Output the lines that follow exactly as they are.
=== DATA ENTRIES ===
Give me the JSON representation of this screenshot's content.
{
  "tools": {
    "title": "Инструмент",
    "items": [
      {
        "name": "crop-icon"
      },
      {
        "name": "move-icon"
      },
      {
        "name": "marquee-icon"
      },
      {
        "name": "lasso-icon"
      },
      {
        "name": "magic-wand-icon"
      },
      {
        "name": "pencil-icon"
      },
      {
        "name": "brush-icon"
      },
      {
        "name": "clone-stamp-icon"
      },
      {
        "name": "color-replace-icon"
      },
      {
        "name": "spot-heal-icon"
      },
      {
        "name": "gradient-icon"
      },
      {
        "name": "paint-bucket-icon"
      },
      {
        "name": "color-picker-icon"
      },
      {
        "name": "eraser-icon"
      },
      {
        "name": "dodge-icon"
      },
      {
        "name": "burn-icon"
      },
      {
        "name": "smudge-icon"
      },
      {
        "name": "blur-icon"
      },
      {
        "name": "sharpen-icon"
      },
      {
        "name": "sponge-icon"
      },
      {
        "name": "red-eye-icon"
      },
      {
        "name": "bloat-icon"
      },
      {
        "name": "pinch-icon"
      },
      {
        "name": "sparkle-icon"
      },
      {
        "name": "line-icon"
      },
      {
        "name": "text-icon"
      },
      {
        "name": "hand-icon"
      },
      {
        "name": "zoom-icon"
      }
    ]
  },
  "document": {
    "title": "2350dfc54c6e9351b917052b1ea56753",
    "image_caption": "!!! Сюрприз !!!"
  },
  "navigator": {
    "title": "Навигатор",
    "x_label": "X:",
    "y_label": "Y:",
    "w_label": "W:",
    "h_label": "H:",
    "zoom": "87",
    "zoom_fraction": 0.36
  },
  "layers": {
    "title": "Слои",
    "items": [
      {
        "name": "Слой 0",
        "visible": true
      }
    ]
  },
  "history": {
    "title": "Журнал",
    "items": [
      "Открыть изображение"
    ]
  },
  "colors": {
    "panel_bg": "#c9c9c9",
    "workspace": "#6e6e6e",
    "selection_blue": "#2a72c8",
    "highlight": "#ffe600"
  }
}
===
• IN RESPONSE:
Give me the JSON representation of this screenshot's content.
{
  "tools": {
    "title": "Инструмент",
    "items": [
      {
        "name": "crop-icon"
      },
      {
        "name": "move-icon"
      },
      {
        "name": "marquee-icon"
      },
      {
        "name": "lasso-icon"
      },
      {
        "name": "magic-wand-icon"
      },
      {
        "name": "pencil-icon"
      },
      {
        "name": "brush-icon"
      },
      {
        "name": "clone-stamp-icon"
      },
      {
        "name": "color-replace-icon"
      },
      {
        "name": "spot-heal-icon"
      },
      {
        "name": "gradient-icon"
      },
      {
        "name": "paint-bucket-icon"
      },
      {
        "name": "color-picker-icon"
      },
      {
        "name": "eraser-icon"
      },
      {
        "name": "dodge-icon"
      },
      {
        "name": "burn-icon"
      },
      {
        "name": "smudge-icon"
      },
      {
        "name": "blur-icon"
      },
      {
        "name": "sharpen-icon"
      },
      {
        "name": "sponge-icon"
      },
      {
        "name": "red-eye-icon"
      },
      {
        "name": "bloat-icon"
      },
      {
        "name": "pinch-icon"
      },
      {
        "name": "sparkle-icon"
      },
      {
        "name": "line-icon"
      },
      {
        "name": "text-icon"
      },
      {
        "name": "hand-icon"
      },
      {
        "name": "zoom-icon"
      }
    ]
  },
  "document": {
    "title": "2350dfc54c6e9351b917052b1ea56753",
    "image_caption": "!!! Сюрприз !!!"
  },
  "navigator": {
    "title": "Навигатор",
    "x_label": "X:",
    "y_label": "Y:",
    "w_label": "W:",
    "h_label": "H:",
    "zoom": "87",
    "zoom_fraction": 0.36
  },
  "layers": {
    "title": "Слои",
    "items": [
      {
        "name": "Слой 0",
        "visible": true
      }
    ]
  },
  "history": {
    "title": "Журнал",
    "items": [
      "Открыть изображение"
    ]
  },
  "colors": {
    "panel_bg": "#c9c9c9",
    "workspace": "#6e6e6e",
    "selection_blue": "#2a72c8",
    "highlight": "#ffe600"
  }
}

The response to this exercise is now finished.